**AIM**
Search the records below for the word "screaming" and show every line where it occurs.

===== EXERCISE INPUT

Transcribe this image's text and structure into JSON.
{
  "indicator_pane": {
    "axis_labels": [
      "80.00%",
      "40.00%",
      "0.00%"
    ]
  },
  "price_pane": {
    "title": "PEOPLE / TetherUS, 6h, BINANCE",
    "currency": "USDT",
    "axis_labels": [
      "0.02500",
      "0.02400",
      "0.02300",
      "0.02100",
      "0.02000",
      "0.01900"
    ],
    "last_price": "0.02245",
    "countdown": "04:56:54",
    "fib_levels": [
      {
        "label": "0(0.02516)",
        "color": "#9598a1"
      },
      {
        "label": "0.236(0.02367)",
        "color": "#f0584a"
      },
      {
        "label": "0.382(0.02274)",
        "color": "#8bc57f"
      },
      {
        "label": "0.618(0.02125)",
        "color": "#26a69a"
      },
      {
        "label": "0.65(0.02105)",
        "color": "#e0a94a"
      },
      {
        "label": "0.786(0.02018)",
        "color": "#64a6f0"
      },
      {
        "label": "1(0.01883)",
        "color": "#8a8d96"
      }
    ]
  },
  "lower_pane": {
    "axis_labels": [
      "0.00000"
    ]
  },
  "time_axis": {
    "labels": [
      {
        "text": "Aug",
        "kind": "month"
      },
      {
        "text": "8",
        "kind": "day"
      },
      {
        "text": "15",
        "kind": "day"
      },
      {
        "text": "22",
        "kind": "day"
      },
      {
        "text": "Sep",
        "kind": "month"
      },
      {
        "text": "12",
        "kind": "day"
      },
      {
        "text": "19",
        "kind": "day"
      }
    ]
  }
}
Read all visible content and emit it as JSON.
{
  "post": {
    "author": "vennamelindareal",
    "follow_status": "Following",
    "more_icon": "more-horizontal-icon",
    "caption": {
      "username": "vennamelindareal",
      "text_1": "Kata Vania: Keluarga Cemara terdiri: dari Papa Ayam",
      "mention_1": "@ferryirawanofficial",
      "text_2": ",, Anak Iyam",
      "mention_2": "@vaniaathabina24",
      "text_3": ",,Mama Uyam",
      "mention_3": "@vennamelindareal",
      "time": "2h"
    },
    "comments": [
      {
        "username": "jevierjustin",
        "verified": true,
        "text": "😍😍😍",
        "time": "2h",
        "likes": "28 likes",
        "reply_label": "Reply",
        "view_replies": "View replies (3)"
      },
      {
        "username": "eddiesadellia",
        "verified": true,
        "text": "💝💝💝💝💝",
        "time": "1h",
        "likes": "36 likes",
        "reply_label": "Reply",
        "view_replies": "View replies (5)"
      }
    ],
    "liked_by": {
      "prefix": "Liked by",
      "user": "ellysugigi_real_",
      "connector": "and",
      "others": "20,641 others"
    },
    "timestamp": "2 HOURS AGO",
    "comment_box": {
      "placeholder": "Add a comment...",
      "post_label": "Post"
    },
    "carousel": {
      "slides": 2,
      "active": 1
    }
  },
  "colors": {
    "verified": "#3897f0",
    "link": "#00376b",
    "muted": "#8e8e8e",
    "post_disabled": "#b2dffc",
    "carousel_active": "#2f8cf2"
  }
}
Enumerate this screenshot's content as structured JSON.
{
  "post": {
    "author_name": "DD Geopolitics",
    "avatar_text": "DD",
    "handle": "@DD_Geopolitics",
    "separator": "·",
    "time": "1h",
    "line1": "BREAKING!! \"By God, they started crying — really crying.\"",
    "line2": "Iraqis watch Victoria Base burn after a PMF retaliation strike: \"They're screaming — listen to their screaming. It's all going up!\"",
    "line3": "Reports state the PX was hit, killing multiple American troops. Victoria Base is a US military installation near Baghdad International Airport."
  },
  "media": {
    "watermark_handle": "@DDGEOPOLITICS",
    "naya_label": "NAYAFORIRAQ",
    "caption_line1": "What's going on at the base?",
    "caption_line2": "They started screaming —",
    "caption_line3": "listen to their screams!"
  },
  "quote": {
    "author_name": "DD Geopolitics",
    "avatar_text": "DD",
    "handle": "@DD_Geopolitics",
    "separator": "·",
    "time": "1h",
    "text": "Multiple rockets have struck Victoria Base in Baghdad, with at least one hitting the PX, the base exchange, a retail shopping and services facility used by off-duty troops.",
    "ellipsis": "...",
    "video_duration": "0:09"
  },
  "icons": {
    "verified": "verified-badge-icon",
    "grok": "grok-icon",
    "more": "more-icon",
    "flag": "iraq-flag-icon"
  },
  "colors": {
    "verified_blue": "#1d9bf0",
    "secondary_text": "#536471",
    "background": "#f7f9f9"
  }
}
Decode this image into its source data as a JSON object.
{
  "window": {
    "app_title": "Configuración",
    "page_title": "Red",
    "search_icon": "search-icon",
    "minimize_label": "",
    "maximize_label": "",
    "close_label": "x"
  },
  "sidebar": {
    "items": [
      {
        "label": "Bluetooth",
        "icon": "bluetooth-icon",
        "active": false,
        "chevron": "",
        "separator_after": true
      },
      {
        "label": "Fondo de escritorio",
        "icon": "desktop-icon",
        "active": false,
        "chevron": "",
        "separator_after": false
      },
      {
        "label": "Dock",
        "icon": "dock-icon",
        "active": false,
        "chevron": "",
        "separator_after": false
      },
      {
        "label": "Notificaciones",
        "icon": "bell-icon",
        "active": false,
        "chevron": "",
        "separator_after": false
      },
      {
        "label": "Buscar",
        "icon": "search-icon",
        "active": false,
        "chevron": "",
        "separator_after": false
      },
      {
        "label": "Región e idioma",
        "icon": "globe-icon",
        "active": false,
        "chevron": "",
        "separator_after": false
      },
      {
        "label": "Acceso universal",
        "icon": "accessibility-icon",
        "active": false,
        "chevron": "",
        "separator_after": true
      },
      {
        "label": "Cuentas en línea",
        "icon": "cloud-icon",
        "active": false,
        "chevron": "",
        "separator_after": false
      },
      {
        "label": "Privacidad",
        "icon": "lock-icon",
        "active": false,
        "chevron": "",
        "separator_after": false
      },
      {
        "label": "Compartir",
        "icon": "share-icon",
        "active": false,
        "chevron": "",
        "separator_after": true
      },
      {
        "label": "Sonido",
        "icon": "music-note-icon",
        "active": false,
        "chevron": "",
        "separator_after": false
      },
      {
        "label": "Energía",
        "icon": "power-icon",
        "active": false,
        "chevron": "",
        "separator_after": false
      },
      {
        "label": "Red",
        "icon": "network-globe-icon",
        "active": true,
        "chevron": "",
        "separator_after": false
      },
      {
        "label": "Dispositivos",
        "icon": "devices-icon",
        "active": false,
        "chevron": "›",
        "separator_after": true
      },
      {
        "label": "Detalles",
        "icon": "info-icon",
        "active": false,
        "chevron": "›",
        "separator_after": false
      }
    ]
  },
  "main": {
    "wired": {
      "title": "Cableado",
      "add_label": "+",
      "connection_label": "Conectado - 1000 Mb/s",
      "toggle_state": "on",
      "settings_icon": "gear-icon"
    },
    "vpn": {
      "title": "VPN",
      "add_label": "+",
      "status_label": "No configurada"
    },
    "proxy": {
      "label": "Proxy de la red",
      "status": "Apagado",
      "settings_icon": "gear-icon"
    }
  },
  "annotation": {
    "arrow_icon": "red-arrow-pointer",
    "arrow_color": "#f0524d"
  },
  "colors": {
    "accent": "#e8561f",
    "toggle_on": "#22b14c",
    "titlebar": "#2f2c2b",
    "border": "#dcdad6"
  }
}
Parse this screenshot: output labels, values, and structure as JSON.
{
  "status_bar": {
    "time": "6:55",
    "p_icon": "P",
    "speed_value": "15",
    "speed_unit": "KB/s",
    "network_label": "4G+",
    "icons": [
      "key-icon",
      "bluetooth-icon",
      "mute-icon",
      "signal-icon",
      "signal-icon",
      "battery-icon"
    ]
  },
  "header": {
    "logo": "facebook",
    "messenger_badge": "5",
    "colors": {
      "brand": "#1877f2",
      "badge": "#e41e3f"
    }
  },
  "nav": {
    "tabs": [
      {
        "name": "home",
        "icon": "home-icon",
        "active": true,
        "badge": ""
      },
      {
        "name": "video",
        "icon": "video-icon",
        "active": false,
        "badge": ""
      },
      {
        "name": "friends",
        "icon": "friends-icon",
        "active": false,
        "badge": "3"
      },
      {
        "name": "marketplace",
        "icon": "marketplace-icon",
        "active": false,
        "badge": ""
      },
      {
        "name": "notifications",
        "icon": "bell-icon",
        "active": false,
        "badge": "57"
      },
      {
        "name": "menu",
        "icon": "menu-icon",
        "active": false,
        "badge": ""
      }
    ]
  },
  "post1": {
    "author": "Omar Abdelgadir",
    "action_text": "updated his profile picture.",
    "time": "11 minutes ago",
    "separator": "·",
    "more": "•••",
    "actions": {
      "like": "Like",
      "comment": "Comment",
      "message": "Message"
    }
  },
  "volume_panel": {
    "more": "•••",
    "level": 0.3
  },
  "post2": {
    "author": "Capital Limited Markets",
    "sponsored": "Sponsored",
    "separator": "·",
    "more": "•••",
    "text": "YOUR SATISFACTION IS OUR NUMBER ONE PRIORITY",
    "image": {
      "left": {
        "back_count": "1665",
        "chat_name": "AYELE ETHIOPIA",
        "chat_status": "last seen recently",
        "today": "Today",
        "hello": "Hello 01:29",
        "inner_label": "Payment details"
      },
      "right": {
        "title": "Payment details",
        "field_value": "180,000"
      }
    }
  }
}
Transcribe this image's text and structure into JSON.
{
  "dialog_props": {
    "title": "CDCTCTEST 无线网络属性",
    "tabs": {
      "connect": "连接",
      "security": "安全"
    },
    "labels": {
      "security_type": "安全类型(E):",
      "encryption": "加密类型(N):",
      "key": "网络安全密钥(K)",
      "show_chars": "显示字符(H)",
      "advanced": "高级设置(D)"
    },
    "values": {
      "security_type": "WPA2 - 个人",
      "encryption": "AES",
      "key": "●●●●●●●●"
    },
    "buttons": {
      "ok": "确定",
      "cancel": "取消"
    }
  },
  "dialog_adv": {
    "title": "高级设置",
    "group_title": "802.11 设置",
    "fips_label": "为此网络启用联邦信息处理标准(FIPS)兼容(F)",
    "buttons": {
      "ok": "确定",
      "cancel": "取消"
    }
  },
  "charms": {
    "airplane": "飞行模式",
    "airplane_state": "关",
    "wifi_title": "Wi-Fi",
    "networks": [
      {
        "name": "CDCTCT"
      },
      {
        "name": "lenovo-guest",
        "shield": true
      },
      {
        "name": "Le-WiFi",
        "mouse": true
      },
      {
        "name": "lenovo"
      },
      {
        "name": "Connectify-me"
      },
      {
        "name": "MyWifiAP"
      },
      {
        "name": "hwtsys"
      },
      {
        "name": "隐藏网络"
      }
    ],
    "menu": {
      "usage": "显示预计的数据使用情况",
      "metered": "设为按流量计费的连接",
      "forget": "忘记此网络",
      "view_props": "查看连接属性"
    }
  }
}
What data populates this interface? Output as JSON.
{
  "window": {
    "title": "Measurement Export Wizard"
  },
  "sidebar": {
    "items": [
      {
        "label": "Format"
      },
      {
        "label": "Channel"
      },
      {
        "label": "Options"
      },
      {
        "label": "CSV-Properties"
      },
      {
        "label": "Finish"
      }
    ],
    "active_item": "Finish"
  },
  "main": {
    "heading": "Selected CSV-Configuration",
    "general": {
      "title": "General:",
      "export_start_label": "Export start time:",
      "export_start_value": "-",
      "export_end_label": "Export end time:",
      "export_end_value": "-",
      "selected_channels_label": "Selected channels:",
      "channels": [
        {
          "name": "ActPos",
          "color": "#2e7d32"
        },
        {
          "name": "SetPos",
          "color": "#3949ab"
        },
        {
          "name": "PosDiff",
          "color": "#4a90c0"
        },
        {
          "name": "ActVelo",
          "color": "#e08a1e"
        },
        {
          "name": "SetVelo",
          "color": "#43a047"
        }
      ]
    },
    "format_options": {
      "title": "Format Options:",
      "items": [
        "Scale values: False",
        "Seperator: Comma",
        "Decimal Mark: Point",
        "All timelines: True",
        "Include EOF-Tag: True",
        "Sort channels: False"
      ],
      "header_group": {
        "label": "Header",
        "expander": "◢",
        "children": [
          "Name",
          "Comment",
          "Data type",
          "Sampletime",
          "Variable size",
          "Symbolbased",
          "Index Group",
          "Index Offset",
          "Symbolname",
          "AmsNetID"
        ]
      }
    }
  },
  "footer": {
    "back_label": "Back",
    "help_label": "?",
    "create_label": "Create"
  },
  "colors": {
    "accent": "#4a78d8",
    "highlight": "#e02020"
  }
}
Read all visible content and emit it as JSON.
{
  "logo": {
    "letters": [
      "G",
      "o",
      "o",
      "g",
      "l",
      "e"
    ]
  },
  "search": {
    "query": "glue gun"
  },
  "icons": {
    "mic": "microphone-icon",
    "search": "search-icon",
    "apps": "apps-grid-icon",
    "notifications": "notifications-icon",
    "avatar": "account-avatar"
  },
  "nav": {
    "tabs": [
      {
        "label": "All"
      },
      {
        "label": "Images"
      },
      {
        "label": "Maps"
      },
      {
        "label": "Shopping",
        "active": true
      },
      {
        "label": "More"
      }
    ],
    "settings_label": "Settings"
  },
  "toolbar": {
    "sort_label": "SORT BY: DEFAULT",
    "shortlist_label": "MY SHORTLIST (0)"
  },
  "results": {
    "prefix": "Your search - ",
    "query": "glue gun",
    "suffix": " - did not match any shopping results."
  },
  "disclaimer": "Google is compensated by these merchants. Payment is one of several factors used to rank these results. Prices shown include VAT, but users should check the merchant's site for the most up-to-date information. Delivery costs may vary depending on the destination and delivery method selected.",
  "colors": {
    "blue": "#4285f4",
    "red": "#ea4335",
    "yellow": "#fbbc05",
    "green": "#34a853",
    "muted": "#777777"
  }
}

==========

**COMPLETE OUTPUT**
    "line2": "Iraqis watch Victoria Base burn after a PMF retaliation strike: \"They're screaming — listen to their screaming. It's all going up!\"",
    "caption_line2": "They started screaming —",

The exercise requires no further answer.